— Your task —
Show every line of the records below that contains the word "date".

— Material for this task —
- - - - - - -

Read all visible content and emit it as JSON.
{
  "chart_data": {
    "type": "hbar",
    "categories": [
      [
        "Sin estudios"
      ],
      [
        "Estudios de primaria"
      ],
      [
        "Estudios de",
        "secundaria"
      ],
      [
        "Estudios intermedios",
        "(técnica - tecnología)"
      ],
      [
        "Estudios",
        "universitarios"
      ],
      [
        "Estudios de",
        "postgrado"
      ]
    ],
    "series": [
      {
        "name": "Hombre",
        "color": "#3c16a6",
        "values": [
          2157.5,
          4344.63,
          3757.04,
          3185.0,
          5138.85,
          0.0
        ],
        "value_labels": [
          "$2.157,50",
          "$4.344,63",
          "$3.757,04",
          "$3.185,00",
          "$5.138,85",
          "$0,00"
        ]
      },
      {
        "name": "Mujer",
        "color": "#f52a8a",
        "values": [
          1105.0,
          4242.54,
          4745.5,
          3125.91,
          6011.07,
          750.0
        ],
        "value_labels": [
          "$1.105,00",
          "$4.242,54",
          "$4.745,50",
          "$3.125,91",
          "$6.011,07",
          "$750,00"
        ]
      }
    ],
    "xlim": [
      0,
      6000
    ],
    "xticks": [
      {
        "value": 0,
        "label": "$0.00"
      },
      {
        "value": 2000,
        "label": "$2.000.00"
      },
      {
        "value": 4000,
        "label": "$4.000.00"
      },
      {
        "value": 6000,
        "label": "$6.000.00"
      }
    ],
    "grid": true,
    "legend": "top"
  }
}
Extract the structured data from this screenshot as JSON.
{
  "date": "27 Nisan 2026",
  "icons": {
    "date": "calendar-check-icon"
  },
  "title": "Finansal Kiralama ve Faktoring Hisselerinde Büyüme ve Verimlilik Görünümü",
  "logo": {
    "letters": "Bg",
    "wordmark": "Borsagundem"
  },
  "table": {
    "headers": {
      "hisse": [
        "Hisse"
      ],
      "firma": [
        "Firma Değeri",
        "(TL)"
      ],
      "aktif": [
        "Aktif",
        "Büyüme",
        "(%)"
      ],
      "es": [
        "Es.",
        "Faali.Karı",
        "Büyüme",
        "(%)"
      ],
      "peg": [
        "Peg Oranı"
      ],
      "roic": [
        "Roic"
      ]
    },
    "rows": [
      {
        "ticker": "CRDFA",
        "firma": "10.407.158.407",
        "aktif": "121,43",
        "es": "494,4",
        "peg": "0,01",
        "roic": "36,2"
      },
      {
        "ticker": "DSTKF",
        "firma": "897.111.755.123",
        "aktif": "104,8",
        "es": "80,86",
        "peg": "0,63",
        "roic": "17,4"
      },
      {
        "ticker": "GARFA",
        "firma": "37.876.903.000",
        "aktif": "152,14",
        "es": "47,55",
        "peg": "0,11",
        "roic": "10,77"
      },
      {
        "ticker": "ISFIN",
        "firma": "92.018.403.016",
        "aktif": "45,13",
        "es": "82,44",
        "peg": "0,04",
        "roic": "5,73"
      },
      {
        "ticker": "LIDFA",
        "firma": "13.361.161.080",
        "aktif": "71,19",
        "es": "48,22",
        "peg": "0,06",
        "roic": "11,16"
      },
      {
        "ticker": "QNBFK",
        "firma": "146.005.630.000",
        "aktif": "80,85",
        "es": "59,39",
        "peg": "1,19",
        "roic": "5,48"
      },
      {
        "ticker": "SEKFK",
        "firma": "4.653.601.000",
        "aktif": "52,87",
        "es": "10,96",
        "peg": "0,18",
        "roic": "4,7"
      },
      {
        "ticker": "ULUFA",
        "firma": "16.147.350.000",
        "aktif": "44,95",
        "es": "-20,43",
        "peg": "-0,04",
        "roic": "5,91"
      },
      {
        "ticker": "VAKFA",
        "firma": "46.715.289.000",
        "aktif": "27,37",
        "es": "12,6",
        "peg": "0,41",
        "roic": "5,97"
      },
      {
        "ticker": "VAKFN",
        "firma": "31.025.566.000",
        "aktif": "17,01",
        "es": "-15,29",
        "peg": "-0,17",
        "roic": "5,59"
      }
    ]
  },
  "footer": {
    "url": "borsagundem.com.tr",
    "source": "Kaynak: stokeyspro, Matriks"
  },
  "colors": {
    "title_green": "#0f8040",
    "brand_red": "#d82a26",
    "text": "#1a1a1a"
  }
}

- - - - - - -

— Correct answer —
  "date": "27 Nisan 2026",
    "date": "calendar-check-icon"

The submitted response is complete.